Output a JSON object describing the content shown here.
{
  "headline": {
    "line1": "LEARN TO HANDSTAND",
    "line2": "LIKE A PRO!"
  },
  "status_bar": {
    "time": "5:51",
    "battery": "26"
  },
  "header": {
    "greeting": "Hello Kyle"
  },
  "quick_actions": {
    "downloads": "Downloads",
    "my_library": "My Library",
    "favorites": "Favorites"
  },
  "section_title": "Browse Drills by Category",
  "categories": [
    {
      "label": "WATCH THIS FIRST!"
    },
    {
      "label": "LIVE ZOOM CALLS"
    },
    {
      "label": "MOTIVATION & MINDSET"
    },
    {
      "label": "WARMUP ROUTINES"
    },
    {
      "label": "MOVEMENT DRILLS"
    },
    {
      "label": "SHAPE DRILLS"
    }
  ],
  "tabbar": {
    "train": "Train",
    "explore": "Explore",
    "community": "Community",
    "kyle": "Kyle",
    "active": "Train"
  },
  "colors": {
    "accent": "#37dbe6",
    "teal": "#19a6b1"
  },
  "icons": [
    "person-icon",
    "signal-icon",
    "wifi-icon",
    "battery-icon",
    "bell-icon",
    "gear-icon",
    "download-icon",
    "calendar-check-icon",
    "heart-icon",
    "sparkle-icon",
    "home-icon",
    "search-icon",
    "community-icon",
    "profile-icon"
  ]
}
━━━━━━━━
Task to complete:
Only the number is required: the count of lines containing the word "label".

Exercise response:
6